Records provided:
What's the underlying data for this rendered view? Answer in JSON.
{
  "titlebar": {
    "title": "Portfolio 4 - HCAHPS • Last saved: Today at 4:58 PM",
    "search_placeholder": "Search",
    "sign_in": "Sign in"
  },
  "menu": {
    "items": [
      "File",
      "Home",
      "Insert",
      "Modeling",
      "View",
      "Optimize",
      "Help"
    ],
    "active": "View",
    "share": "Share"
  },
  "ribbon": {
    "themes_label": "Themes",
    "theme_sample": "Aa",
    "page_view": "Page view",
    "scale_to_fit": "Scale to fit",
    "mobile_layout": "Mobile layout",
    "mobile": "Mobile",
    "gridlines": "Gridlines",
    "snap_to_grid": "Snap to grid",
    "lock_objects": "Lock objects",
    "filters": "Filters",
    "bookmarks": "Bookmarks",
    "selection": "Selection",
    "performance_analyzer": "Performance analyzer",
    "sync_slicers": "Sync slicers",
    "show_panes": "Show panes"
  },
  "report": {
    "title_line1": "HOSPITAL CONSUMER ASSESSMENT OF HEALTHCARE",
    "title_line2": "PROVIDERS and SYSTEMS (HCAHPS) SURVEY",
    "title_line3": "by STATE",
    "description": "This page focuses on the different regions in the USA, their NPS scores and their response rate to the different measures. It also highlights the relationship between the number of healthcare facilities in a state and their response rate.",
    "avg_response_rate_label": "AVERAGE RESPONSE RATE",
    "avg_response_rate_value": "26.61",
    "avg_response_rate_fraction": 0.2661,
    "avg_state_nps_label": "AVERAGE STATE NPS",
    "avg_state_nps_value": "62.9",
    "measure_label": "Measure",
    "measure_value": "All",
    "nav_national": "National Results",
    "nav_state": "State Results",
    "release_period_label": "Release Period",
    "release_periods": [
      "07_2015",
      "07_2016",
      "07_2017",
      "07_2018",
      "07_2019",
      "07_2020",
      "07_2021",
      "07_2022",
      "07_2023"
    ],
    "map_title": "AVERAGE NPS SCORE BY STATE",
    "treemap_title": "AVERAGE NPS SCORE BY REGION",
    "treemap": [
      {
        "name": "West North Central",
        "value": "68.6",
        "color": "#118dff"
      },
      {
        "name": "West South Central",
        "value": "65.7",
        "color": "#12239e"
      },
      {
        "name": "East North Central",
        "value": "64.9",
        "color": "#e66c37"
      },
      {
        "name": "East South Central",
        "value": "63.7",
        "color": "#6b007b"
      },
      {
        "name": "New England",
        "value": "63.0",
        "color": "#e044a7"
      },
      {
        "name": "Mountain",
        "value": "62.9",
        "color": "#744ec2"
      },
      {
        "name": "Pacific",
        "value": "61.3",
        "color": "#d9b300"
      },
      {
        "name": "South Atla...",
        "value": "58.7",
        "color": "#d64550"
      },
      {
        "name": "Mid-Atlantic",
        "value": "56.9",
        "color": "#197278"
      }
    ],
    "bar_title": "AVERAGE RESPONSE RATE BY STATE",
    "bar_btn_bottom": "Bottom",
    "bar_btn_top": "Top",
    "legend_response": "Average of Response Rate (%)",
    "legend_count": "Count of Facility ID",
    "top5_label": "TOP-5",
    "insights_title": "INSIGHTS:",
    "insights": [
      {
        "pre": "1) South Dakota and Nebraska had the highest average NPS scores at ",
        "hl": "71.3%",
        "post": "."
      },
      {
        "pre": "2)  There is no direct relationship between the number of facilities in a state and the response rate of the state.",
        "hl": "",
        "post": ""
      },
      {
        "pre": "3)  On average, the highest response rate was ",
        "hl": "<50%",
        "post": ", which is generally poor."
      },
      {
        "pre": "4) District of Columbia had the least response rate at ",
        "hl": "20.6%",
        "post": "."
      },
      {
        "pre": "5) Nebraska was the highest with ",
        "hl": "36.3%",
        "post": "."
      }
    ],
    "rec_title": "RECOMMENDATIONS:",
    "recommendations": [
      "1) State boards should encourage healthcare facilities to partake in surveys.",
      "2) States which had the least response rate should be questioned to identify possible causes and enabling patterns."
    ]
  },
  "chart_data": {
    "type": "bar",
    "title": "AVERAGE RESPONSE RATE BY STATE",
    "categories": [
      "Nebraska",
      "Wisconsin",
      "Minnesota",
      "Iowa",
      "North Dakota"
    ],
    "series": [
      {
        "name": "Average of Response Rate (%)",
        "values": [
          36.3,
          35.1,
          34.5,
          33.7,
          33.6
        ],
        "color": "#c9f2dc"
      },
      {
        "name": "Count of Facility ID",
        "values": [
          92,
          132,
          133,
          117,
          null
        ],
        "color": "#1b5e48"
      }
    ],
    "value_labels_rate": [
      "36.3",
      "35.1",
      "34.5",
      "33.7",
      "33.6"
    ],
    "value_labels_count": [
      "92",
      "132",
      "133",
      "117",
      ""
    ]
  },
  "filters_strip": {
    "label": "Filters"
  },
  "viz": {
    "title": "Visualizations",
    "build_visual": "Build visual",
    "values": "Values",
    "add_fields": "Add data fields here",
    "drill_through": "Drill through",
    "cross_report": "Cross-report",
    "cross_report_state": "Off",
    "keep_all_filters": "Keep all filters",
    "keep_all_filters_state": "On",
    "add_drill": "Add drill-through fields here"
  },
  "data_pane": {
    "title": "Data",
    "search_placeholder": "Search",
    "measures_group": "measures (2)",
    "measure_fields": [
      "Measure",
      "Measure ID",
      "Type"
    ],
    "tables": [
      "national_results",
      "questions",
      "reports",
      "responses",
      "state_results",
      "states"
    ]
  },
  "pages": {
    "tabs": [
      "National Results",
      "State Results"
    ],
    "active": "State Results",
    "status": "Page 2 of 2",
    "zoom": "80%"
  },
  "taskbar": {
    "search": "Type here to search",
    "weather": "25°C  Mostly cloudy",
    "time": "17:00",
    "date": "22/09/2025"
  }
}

Given exercise:
Copy every line above in which the string "highest" shows up.

Final result:
        "pre": "1) South Dakota and Nebraska had the highest average NPS scores at ",
        "pre": "3)  On average, the highest response rate was ",
        "pre": "5) Nebraska was the highest with ",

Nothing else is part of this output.